Given exercise – Output all entries verbatim. Skip pictures.

Entries with figure data –
%%

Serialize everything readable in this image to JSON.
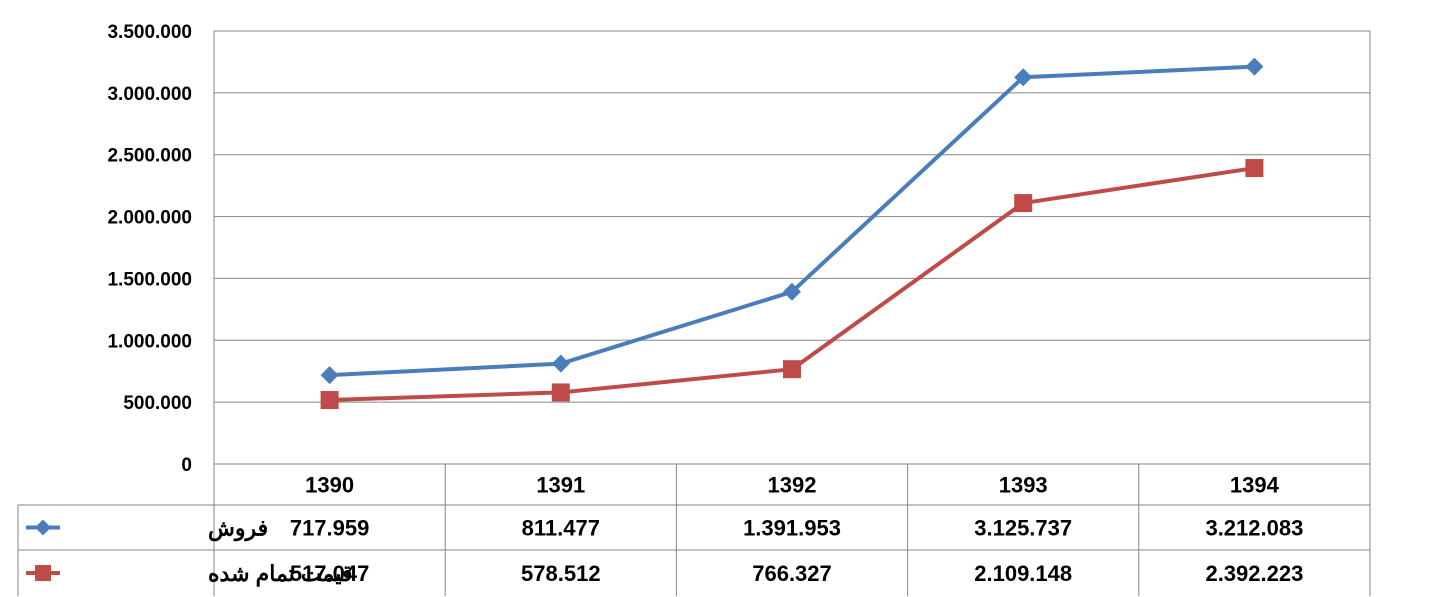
{
  "chart_data": {
    "type": "line",
    "categories": [
      "1390",
      "1391",
      "1392",
      "1393",
      "1394"
    ],
    "series": [
      {
        "name": "فروش",
        "values": [
          717959,
          811477,
          1391953,
          3125737,
          3212083
        ],
        "labels": [
          "717.959",
          "811.477",
          "1.391.953",
          "3.125.737",
          "3.212.083"
        ],
        "color": "#4a7ebb",
        "marker": "diamond"
      },
      {
        "name": "قیمت تمام شده",
        "values": [
          517047,
          578512,
          766327,
          2109148,
          2392223
        ],
        "labels": [
          "517.047",
          "578.512",
          "766.327",
          "2.109.148",
          "2.392.223"
        ],
        "color": "#be4b48",
        "marker": "square"
      }
    ],
    "ylim": [
      0,
      3500000
    ],
    "yticks": [
      {
        "value": 0,
        "label": "0"
      },
      {
        "value": 500000,
        "label": "500.000"
      },
      {
        "value": 1000000,
        "label": "1.000.000"
      },
      {
        "value": 1500000,
        "label": "1.500.000"
      },
      {
        "value": 2000000,
        "label": "2.000.000"
      },
      {
        "value": 2500000,
        "label": "2.500.000"
      },
      {
        "value": 3000000,
        "label": "3.000.000"
      },
      {
        "value": 3500000,
        "label": "3.500.000"
      }
    ],
    "grid": true,
    "legend": "data-table-left",
    "gridColor": "#868686"
  }
}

%%

Task result –
Serialize everything readable in this image to JSON.
{
  "chart_data": {
    "type": "line",
    "categories": [
      "1390",
      "1391",
      "1392",
      "1393",
      "1394"
    ],
    "series": [
      {
        "name": "فروش",
        "values": [
          717959,
          811477,
          1391953,
          3125737,
          3212083
        ],
        "labels": [
          "717.959",
          "811.477",
          "1.391.953",
          "3.125.737",
          "3.212.083"
        ],
        "color": "#4a7ebb",
        "marker": "diamond"
      },
      {
        "name": "قیمت تمام شده",
        "values": [
          517047,
          578512,
          766327,
          2109148,
          2392223
        ],
        "labels": [
          "517.047",
          "578.512",
          "766.327",
          "2.109.148",
          "2.392.223"
        ],
        "color": "#be4b48",
        "marker": "square"
      }
    ],
    "ylim": [
      0,
      3500000
    ],
    "yticks": [
      {
        "value": 0,
        "label": "0"
      },
      {
        "value": 500000,
        "label": "500.000"
      },
      {
        "value": 1000000,
        "label": "1.000.000"
      },
      {
        "value": 1500000,
        "label": "1.500.000"
      },
      {
        "value": 2000000,
        "label": "2.000.000"
      },
      {
        "value": 2500000,
        "label": "2.500.000"
      },
      {
        "value": 3000000,
        "label": "3.000.000"
      },
      {
        "value": 3500000,
        "label": "3.500.000"
      }
    ],
    "grid": true,
    "legend": "data-table-left",
    "gridColor": "#868686"
  }
}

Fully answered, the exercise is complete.